WRITTEN PROBLEM | Show every line containing "Evolution" by copying it.

* Begin EXERCISE DATA *

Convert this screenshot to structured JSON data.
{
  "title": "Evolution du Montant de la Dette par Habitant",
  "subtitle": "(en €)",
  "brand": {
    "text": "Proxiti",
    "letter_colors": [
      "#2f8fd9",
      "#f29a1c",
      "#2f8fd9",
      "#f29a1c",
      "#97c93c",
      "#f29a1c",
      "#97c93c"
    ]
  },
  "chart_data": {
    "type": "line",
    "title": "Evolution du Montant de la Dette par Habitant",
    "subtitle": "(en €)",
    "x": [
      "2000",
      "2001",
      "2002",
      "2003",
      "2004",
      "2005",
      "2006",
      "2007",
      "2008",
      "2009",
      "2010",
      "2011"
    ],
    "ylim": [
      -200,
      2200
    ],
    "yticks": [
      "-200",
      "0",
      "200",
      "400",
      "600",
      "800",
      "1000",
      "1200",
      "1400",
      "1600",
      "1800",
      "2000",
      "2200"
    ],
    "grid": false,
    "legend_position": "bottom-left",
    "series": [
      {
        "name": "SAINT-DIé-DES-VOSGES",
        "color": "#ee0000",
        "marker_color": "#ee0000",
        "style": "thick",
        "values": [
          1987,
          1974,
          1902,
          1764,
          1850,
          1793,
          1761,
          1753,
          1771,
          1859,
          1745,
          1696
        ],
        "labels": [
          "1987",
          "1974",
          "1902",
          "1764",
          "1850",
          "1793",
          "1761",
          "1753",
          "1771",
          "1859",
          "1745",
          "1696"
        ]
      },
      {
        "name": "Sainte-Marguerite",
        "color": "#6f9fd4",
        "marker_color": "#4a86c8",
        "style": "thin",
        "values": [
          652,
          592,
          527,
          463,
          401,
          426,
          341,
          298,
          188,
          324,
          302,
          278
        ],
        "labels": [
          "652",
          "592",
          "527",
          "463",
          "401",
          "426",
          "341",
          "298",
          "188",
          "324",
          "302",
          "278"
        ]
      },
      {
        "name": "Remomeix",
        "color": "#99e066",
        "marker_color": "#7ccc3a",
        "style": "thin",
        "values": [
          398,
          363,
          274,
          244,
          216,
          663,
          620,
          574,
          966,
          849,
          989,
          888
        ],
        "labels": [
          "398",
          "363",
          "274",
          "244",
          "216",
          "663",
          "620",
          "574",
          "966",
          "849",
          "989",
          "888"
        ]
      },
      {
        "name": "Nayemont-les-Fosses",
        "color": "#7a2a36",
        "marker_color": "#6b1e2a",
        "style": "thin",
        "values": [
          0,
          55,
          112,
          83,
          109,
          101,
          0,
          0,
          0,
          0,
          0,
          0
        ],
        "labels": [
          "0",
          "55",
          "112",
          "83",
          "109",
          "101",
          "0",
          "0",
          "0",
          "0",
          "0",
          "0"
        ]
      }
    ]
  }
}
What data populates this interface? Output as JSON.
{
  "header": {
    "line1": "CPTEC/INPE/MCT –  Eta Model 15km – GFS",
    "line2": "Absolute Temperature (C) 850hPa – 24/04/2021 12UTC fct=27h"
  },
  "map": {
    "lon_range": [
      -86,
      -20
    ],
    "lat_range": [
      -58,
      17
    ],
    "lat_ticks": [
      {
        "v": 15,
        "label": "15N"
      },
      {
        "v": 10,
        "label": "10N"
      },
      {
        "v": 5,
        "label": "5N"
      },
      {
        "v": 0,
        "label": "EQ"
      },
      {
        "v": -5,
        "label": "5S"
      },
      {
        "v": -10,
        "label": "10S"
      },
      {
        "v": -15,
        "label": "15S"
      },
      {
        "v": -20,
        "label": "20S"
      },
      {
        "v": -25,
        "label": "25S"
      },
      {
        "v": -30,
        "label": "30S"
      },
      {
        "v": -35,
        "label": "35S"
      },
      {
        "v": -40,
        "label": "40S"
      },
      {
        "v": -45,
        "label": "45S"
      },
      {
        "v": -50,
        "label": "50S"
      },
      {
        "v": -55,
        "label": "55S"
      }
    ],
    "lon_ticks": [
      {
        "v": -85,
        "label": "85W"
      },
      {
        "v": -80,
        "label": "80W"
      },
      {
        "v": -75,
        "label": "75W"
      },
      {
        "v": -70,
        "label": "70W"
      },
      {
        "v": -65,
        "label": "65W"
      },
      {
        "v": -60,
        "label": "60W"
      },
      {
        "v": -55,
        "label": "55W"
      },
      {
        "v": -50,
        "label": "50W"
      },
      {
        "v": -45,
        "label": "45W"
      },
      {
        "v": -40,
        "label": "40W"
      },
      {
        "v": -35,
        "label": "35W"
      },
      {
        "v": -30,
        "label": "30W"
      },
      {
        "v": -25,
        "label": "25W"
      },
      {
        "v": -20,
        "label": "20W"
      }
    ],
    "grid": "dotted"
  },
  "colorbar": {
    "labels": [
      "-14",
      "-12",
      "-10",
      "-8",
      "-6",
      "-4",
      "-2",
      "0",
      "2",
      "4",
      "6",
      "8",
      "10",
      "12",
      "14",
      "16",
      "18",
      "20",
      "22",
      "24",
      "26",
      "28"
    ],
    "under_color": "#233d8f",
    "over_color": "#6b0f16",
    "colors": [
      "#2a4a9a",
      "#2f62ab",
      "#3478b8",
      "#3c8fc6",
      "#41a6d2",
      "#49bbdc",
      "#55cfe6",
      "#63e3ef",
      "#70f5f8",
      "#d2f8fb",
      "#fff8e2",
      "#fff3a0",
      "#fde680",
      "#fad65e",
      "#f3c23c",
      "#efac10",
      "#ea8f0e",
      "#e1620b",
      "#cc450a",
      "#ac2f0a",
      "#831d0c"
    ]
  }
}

* End EXERCISE DATA *

EXERCISE RESPONSE |
  "title": "Evolution du Montant de la Dette par Habitant",
    "title": "Evolution du Montant de la Dette par Habitant",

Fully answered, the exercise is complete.